Excerpt from a dataset ::

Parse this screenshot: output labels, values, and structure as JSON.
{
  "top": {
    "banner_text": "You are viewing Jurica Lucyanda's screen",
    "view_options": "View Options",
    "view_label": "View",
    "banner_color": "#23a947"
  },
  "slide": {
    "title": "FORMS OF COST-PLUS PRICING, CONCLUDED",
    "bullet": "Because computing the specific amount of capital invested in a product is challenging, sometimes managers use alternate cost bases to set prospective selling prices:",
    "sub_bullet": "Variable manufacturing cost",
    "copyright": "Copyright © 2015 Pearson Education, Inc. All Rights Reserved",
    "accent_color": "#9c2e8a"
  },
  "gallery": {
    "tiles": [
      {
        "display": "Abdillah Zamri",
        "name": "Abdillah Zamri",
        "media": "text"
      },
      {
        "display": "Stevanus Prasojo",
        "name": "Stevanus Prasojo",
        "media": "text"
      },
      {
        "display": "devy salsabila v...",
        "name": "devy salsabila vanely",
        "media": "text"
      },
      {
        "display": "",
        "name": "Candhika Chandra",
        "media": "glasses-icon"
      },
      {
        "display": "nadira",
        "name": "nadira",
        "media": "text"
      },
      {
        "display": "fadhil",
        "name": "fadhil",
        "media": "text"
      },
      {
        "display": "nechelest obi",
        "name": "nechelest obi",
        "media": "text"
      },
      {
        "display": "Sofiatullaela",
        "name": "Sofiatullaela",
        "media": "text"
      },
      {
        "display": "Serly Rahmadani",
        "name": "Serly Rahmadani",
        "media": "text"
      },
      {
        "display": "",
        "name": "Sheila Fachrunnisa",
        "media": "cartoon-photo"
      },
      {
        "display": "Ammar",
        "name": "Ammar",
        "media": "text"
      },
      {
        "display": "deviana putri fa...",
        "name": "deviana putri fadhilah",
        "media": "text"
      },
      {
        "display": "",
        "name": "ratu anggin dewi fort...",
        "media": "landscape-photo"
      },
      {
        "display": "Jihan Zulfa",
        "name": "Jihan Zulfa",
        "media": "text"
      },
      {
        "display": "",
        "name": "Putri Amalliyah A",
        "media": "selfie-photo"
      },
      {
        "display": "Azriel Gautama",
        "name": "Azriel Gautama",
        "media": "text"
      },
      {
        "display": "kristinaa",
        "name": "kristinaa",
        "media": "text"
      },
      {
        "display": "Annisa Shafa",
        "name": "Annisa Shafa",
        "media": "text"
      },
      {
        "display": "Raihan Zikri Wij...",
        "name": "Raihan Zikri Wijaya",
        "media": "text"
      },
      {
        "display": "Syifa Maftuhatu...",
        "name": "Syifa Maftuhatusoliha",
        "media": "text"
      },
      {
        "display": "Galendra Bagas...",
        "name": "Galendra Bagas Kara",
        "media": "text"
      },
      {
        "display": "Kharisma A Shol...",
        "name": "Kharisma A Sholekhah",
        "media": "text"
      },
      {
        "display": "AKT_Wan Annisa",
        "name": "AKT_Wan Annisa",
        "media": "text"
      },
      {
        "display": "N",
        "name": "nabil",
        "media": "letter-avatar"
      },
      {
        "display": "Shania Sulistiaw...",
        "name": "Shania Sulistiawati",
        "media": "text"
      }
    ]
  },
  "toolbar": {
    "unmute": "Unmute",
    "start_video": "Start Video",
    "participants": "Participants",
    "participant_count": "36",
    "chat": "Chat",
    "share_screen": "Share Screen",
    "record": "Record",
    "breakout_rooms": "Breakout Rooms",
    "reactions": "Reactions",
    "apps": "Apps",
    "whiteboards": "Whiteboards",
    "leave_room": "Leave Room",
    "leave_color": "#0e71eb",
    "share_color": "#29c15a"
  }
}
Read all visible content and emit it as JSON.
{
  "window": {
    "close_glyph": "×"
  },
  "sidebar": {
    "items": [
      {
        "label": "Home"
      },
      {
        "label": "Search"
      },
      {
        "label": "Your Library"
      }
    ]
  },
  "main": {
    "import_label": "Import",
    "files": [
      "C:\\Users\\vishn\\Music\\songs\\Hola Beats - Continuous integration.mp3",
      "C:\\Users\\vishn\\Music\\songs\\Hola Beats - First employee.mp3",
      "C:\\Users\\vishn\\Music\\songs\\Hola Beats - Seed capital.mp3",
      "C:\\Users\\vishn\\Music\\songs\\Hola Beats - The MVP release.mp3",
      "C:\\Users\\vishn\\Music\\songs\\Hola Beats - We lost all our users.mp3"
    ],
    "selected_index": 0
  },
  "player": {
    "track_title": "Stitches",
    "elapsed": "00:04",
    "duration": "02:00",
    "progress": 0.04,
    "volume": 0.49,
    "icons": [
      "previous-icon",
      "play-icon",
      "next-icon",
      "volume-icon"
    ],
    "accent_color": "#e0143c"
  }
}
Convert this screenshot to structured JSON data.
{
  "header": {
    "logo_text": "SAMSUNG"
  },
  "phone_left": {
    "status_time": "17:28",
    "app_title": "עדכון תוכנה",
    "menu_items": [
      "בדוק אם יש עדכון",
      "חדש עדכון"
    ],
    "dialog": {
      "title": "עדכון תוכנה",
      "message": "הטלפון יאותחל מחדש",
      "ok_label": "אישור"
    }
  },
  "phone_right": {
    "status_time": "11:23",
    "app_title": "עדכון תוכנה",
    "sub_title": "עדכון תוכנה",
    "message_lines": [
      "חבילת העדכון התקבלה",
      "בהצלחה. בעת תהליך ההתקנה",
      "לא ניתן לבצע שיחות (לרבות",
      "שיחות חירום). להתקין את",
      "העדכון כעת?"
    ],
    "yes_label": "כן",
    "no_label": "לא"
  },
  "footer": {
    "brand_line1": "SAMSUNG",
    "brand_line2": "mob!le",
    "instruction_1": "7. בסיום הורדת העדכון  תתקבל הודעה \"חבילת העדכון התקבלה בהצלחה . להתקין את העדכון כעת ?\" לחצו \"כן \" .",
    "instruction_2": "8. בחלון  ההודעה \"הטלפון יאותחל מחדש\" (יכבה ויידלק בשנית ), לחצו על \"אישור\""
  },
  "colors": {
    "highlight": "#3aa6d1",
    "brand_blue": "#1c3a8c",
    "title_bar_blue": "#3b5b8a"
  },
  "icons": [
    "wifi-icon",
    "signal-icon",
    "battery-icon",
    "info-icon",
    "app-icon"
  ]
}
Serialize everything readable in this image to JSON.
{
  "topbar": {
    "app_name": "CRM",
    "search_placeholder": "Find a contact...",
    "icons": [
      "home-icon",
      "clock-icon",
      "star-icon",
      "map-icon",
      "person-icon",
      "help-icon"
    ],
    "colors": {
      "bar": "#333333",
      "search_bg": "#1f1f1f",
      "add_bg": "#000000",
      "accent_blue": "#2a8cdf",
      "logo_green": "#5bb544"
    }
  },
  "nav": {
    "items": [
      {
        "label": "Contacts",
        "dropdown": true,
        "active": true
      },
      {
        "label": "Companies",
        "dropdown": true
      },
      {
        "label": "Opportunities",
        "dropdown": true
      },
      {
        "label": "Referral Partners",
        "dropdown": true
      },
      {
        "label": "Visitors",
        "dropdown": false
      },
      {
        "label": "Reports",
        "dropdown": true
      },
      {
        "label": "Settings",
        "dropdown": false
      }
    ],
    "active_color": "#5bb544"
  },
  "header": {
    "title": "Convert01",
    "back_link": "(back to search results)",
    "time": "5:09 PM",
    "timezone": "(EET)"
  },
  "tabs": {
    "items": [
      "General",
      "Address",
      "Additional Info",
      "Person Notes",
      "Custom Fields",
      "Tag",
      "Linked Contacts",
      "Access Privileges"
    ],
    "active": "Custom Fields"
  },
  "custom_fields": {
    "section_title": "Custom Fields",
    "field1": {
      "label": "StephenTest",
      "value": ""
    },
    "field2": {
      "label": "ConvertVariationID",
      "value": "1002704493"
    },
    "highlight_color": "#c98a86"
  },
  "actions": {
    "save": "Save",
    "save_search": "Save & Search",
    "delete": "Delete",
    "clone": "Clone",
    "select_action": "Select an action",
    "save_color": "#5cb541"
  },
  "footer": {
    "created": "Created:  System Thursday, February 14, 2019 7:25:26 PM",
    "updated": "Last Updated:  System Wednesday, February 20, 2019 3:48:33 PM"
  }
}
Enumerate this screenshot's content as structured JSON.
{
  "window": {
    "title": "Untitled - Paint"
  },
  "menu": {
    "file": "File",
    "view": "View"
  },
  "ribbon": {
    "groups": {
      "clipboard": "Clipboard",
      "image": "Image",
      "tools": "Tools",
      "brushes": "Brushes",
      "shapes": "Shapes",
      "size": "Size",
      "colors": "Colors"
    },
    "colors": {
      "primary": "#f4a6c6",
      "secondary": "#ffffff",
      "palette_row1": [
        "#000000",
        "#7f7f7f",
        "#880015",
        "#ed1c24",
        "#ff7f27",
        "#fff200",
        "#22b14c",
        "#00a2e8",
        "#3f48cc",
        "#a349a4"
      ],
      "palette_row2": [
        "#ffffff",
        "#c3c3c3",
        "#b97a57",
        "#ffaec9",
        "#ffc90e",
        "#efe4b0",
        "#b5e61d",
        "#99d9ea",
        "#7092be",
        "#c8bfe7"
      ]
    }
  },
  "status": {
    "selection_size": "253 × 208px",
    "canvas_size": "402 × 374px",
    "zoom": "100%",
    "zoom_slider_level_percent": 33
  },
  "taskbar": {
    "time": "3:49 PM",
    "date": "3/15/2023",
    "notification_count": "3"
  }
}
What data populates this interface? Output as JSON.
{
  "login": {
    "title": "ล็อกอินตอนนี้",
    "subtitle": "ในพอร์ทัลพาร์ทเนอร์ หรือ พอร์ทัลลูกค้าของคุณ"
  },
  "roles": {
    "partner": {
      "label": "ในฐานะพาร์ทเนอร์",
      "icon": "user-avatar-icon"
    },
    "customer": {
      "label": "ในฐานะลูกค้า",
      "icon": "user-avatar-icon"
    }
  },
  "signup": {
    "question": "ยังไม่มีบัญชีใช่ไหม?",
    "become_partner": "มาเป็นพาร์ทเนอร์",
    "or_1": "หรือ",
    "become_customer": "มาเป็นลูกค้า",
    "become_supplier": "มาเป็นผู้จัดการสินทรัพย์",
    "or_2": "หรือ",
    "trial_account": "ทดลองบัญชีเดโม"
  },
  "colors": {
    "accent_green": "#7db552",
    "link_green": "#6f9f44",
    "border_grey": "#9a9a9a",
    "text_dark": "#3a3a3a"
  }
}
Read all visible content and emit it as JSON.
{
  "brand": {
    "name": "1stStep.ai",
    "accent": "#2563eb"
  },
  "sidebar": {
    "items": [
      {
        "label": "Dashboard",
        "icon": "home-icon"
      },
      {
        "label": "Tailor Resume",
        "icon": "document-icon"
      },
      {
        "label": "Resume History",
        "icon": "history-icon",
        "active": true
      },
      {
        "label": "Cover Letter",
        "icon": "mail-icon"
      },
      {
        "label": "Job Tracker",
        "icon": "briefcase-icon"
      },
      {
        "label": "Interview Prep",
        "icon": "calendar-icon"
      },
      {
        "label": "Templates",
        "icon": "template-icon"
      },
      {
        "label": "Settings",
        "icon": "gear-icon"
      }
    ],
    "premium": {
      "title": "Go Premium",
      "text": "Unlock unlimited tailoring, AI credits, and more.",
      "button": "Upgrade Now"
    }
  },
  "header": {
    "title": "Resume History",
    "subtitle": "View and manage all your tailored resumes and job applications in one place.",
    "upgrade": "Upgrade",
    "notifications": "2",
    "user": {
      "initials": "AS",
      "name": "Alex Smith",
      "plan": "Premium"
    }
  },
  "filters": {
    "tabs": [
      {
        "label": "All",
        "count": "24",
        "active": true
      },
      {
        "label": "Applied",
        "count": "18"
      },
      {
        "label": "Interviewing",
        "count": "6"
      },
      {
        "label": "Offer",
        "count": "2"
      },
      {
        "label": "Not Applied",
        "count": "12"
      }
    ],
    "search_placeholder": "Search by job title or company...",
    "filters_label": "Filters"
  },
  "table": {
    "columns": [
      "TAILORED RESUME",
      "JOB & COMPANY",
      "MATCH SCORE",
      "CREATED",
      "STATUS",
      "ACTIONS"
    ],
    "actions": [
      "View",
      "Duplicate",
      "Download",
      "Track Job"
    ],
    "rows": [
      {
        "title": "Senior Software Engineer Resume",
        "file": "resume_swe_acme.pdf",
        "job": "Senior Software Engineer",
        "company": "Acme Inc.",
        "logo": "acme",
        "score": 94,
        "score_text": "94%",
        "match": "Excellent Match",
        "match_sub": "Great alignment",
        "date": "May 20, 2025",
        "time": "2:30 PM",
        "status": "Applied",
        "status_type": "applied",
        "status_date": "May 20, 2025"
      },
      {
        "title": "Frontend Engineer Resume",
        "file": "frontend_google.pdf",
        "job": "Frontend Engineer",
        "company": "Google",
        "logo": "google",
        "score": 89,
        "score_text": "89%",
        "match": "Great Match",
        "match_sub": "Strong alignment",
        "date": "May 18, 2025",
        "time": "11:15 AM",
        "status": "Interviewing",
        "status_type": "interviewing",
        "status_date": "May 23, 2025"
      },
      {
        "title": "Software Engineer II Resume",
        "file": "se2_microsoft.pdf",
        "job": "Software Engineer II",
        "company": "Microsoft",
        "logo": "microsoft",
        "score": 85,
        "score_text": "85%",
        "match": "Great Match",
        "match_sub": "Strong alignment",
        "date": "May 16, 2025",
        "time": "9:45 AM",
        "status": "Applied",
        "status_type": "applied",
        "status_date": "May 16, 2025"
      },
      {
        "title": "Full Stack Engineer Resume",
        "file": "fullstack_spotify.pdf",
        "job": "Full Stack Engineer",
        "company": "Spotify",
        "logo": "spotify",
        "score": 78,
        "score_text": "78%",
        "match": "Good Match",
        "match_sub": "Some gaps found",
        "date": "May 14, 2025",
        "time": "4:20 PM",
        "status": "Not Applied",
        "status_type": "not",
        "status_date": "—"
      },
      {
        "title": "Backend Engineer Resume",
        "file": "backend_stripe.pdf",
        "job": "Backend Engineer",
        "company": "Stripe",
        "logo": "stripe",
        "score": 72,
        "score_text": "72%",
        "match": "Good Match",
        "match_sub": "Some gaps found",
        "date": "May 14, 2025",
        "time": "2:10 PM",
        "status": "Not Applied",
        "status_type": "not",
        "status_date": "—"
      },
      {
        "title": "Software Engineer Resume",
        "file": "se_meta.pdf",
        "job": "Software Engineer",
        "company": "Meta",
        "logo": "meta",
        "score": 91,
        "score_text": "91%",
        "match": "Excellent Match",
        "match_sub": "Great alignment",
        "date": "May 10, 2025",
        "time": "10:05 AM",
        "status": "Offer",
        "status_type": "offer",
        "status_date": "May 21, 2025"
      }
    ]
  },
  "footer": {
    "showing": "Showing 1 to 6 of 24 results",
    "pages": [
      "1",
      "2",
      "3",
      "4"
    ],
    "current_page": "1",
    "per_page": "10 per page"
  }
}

EXERCISE AIM :: Pull every line containing the word "SAMSUNG" out of the entries above.

SOLUTION TO THE PROBLEM ::
    "logo_text": "SAMSUNG"
    "brand_line1": "SAMSUNG",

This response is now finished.